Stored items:

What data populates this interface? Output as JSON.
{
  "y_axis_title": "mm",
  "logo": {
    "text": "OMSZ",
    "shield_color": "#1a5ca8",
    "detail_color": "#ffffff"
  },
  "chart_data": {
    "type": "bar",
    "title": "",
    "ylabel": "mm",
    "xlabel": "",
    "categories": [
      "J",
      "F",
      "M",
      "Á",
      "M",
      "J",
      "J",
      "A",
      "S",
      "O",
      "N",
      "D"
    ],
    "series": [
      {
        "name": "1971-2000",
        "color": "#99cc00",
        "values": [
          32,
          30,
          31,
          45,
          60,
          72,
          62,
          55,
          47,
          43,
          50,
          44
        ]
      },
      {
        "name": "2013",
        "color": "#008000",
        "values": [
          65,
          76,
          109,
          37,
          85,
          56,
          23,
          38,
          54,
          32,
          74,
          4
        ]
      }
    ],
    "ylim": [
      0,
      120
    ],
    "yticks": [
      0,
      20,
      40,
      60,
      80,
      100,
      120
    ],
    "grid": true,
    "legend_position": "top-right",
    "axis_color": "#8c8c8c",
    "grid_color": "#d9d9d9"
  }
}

__Exercise brief__: Using the data above, output each line exactly.

__Response for this exercise__:
What data populates this interface? Output as JSON.
{
  "y_axis_title": "mm",
  "logo": {
    "text": "OMSZ",
    "shield_color": "#1a5ca8",
    "detail_color": "#ffffff"
  },
  "chart_data": {
    "type": "bar",
    "title": "",
    "ylabel": "mm",
    "xlabel": "",
    "categories": [
      "J",
      "F",
      "M",
      "Á",
      "M",
      "J",
      "J",
      "A",
      "S",
      "O",
      "N",
      "D"
    ],
    "series": [
      {
        "name": "1971-2000",
        "color": "#99cc00",
        "values": [
          32,
          30,
          31,
          45,
          60,
          72,
          62,
          55,
          47,
          43,
          50,
          44
        ]
      },
      {
        "name": "2013",
        "color": "#008000",
        "values": [
          65,
          76,
          109,
          37,
          85,
          56,
          23,
          38,
          54,
          32,
          74,
          4
        ]
      }
    ],
    "ylim": [
      0,
      120
    ],
    "yticks": [
      0,
      20,
      40,
      60,
      80,
      100,
      120
    ],
    "grid": true,
    "legend_position": "top-right",
    "axis_color": "#8c8c8c",
    "grid_color": "#d9d9d9"
  }
}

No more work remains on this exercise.